EXERCISE DESCRIPTION = Every line that holds "Bibliothek" should be shown.

[Data records]
## Begin

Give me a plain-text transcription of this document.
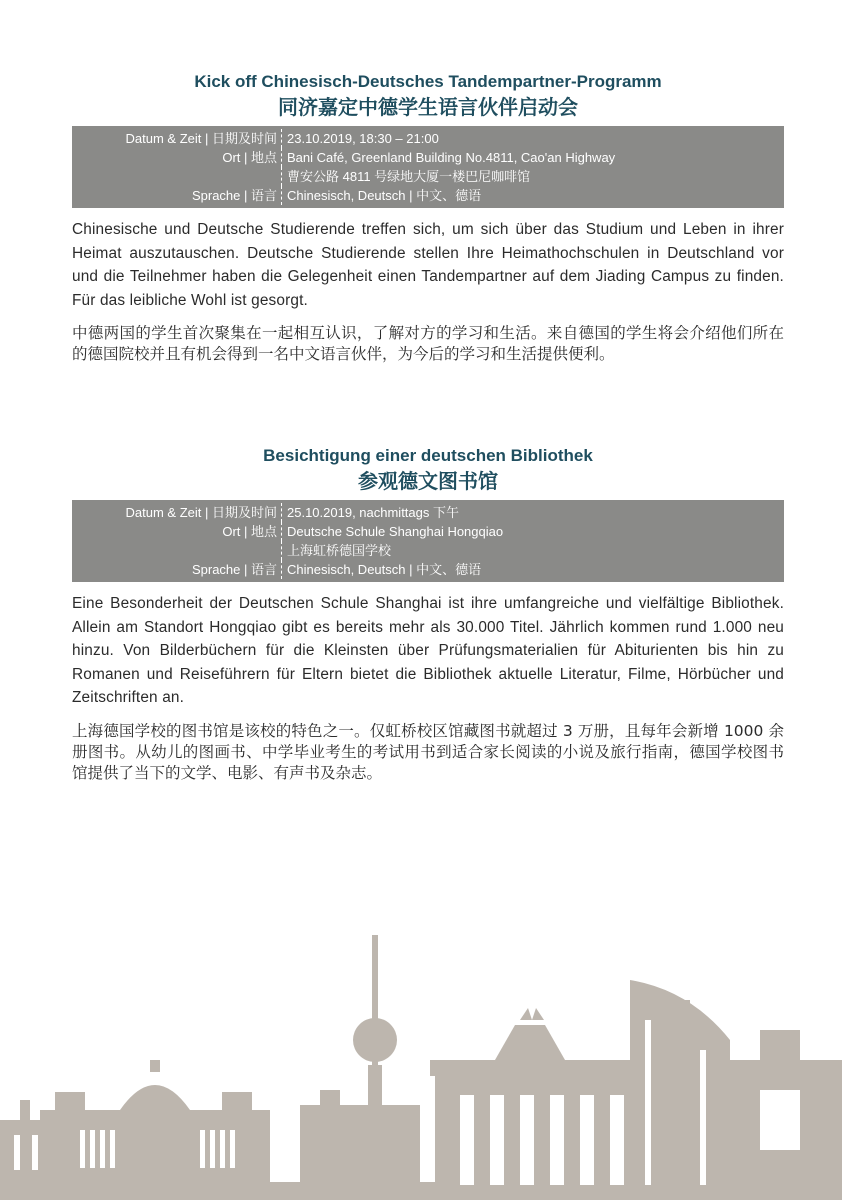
Kick off Chinesisch-Deutsches Tandempartner-Programm
同济嘉定中德学生语言伙伴启动会
Datum & Zeit | 日期及时间 23.10.2019, 18:30 – 21:00
Ort | 地点 Bani Café, Greenland Building No.4811, Cao'an Highway
曹安公路 4811 号绿地大厦一楼巴尼咖啡馆
Sprache | 语言 Chinesisch, Deutsch | 中文、德语

Chinesische und Deutsche Studierende treffen sich, um sich über das Studium und Leben in ihrer Heimat auszutauschen. Deutsche Studierende stellen Ihre Heimathochschulen in Deutschland vor und die Teilnehmer haben die Gelegenheit einen Tandempartner auf dem Jiading Campus zu finden. Für das leibliche Wohl ist gesorgt.

中德两国的学生首次聚集在一起相互认识，了解对方的学习和生活。来自德国的学生将会介绍他们所在的德国院校并且有机会得到一名中文语言伙伴，为今后的学习和生活提供便利。

Besichtigung einer deutschen Bibliothek
参观德文图书馆
Datum & Zeit | 日期及时间 25.10.2019, nachmittags 下午
Ort | 地点 Deutsche Schule Shanghai Hongqiao
上海虹桥德国学校
Sprache | 语言 Chinesisch, Deutsch | 中文、德语

Eine Besonderheit der Deutschen Schule Shanghai ist ihre umfangreiche und vielfältige Bibliothek. Allein am Standort Hongqiao gibt es bereits mehr als 30.000 Titel. Jährlich kommen rund 1.000 neu hinzu. Von Bilderbüchern für die Kleinsten über Prüfungsmaterialien für Abiturienten bis hin zu Romanen und Reiseführern für Eltern bietet die Bibliothek aktuelle Literatur, Filme, Hörbücher und Zeitschriften an.

上海德国学校的图书馆是该校的特色之一。仅虹桥校区馆藏图书就超过 3 万册，且每年会新增 1000 余册图书。从幼儿的图画书、中学毕业考生的考试用书到适合家长阅读的小说及旅行指南，德国学校图书馆提供了当下的文学、电影、有声书及杂志。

## End

CORRECT RESPONSE =
Besichtigung einer deutschen Bibliothek
Eine Besonderheit der Deutschen Schule Shanghai ist ihre umfangreiche und vielfältige Bibliothek. Allein am Standort Hongqiao gibt es bereits mehr als 30.000 Titel. Jährlich kommen rund 1.000 neu hinzu. Von Bilderbüchern für die Kleinsten über Prüfungsmaterialien für Abiturienten bis hin zu Romanen und Reiseführern für Eltern bietet die Bibliothek aktuelle Literatur, Filme, Hörbücher und Zeitschriften an.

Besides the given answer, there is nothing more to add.